- TEXT FOR ANALYSIS -
+--
Drugged prem babies
Drugs expose many premature babies to chemicals.
Premature babies are often exposed to additives in their medications that could put them at risk of brain and lung damage, according to a new study.
"Many liquid medications contain additives," co-author Dr. Hitesh C. Pandya, of the University of Leicester, UK told Reuters Health. "Some of these are necessary to produce the medicine but many are not."
"Some of these are thought to be toxic to small infants even in small quantities," he added. "Furthermore, when small infants are given several drugs a day, there is a potential that they may be given quite large doses of a specific additive as a consequence of treatment."
The researchers looked at the medication records of 38 preterm infants in a single hospital. The infants were born between June 2005 and July 2006, and were less than 30 weeks' gestation and 1500 grams at birth.
During their in-patient stays, seven infants who had chronic lung disease were exposed to more than 20 additives, including ethanol and propylene glycol, which are both associated with brain damage.
Exposure to these toxins was higher in infants with chronic lung disease. Preterm infants were also exposed to high concentrations of sorbitol. Some infants were exposed to levels of sorbitol that were in excess of recommended maximum exposure in adults.
Still, while Pandya called on the EU "to legislate to allow people to access information in relation to the specific contents of a medicine," the authors note in their report in the Archives of Disease in Childhood-Fetal and Neonatal Edition that "it is important to stress that no clinical link between (additive) exposure and outcomes has been made as a result of this investigation."
+--
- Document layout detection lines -
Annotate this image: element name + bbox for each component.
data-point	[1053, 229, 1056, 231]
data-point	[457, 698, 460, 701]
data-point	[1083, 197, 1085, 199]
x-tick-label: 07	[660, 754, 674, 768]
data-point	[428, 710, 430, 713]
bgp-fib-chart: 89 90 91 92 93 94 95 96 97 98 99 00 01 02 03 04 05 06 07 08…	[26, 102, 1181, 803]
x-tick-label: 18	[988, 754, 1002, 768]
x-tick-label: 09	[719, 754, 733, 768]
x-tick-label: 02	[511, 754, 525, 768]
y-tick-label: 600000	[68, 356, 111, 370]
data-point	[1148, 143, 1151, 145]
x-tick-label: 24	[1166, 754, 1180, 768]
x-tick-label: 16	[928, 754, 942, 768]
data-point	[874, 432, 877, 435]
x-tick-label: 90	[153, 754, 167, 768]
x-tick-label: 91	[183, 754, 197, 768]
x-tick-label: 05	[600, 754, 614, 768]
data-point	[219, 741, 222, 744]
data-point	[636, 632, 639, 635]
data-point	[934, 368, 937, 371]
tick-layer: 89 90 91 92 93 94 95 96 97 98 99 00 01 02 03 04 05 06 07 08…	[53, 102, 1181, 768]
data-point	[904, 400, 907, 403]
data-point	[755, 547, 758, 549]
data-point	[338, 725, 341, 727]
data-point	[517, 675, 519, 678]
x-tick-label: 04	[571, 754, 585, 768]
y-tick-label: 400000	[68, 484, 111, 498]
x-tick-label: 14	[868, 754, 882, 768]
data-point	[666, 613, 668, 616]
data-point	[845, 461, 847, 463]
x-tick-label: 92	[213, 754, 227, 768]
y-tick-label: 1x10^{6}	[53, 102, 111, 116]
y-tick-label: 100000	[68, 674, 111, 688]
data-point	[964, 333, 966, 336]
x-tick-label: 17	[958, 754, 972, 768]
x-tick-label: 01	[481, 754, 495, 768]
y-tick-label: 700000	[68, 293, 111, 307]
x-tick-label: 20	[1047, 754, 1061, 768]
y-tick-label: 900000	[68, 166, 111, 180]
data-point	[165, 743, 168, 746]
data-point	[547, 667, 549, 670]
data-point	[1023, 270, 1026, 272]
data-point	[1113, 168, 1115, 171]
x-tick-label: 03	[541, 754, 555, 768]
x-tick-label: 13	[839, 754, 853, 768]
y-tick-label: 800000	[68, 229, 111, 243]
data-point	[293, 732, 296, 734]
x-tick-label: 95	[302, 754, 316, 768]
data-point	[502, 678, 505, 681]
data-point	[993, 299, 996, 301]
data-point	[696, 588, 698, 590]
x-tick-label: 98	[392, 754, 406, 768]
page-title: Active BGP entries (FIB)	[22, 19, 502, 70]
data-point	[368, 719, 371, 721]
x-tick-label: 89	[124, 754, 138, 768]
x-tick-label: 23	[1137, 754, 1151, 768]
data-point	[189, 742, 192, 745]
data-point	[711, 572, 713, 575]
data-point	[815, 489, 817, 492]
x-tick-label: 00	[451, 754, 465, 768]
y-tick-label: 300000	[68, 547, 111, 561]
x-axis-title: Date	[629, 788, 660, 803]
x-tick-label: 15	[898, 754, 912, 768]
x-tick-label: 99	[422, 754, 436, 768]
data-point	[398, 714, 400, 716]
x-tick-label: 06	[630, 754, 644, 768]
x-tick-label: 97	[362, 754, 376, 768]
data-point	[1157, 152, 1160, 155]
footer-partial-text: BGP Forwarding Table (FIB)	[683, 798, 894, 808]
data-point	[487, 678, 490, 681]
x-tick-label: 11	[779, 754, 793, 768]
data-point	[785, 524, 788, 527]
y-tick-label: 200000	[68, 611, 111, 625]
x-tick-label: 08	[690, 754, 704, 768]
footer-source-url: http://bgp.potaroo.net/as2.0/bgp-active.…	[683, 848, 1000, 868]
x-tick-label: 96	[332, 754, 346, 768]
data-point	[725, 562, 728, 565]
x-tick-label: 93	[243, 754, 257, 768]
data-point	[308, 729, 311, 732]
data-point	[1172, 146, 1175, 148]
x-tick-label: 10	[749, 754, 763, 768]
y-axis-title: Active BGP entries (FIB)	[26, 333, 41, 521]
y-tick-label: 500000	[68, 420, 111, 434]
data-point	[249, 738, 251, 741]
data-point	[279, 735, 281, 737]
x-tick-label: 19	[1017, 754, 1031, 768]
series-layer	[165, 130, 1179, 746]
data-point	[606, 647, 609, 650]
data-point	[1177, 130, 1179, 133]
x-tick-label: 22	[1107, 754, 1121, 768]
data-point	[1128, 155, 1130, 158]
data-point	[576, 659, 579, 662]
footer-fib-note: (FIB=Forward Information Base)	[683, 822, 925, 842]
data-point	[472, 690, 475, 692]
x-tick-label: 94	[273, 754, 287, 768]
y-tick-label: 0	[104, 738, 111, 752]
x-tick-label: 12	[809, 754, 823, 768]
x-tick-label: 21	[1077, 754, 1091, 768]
+--
- PROBLEM -
From the text about premature babies and medication additives, echo the passage between "The researchers looked" and "grams at birth.", inclusive.

- RESPONSE -
The researchers looked at the medication records of 38 preterm infants in a single hospital. The infants were born between June 2005 and July 2006, and were less than 30 weeks' gestation and 1500 grams at birth.